## AIM OF THE TASK
All entries below need to be written out exactly, but without their pictures.

(Records that describe figures)
———

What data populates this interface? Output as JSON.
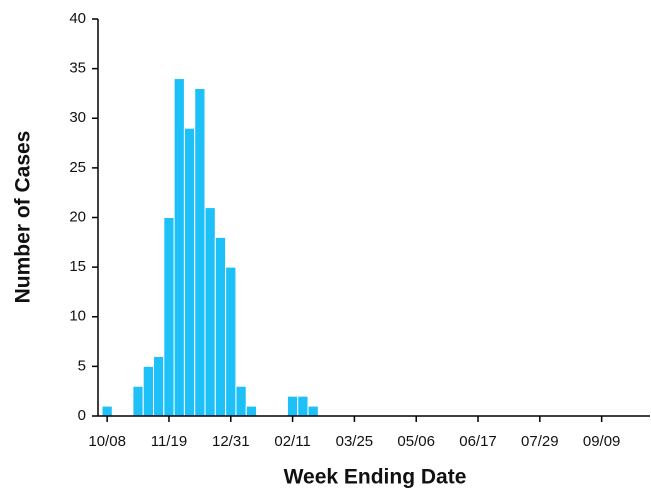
{
  "chart_data": {
    "type": "bar",
    "x_label": "Week Ending Date",
    "y_label": "Number of Cases",
    "categories": [
      "10/08",
      null,
      null,
      null,
      null,
      null,
      "11/19",
      null,
      null,
      null,
      null,
      null,
      "12/31",
      null,
      null,
      null,
      null,
      null,
      "02/11",
      null,
      null,
      null,
      null,
      null,
      "03/25",
      null,
      null,
      null,
      null,
      null,
      "05/06",
      null,
      null,
      null,
      null,
      null,
      "06/17",
      null,
      null,
      null,
      null,
      null,
      "07/29",
      null,
      null,
      null,
      null,
      null,
      "09/09",
      null,
      null,
      null,
      null
    ],
    "values": [
      1,
      0,
      0,
      3,
      5,
      6,
      20,
      34,
      29,
      33,
      21,
      18,
      15,
      3,
      1,
      0,
      0,
      0,
      2,
      2,
      1,
      0,
      0,
      0,
      0,
      0,
      0,
      0,
      0,
      0,
      0,
      0,
      0,
      0,
      0,
      0,
      0,
      0,
      0,
      0,
      0,
      0,
      0,
      0,
      0,
      0,
      0,
      0,
      0,
      0,
      0,
      0,
      0
    ],
    "color": "#1ec1f7",
    "ylim": [
      0,
      40
    ],
    "yticks": [
      0,
      5,
      10,
      15,
      20,
      25,
      30,
      35,
      40
    ]
  }
}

———

## RESULT
What data populates this interface? Output as JSON.
{
  "chart_data": {
    "type": "bar",
    "x_label": "Week Ending Date",
    "y_label": "Number of Cases",
    "categories": [
      "10/08",
      null,
      null,
      null,
      null,
      null,
      "11/19",
      null,
      null,
      null,
      null,
      null,
      "12/31",
      null,
      null,
      null,
      null,
      null,
      "02/11",
      null,
      null,
      null,
      null,
      null,
      "03/25",
      null,
      null,
      null,
      null,
      null,
      "05/06",
      null,
      null,
      null,
      null,
      null,
      "06/17",
      null,
      null,
      null,
      null,
      null,
      "07/29",
      null,
      null,
      null,
      null,
      null,
      "09/09",
      null,
      null,
      null,
      null
    ],
    "values": [
      1,
      0,
      0,
      3,
      5,
      6,
      20,
      34,
      29,
      33,
      21,
      18,
      15,
      3,
      1,
      0,
      0,
      0,
      2,
      2,
      1,
      0,
      0,
      0,
      0,
      0,
      0,
      0,
      0,
      0,
      0,
      0,
      0,
      0,
      0,
      0,
      0,
      0,
      0,
      0,
      0,
      0,
      0,
      0,
      0,
      0,
      0,
      0,
      0,
      0,
      0,
      0,
      0
    ],
    "color": "#1ec1f7",
    "ylim": [
      0,
      40
    ],
    "yticks": [
      0,
      5,
      10,
      15,
      20,
      25,
      30,
      35,
      40
    ]
  }
}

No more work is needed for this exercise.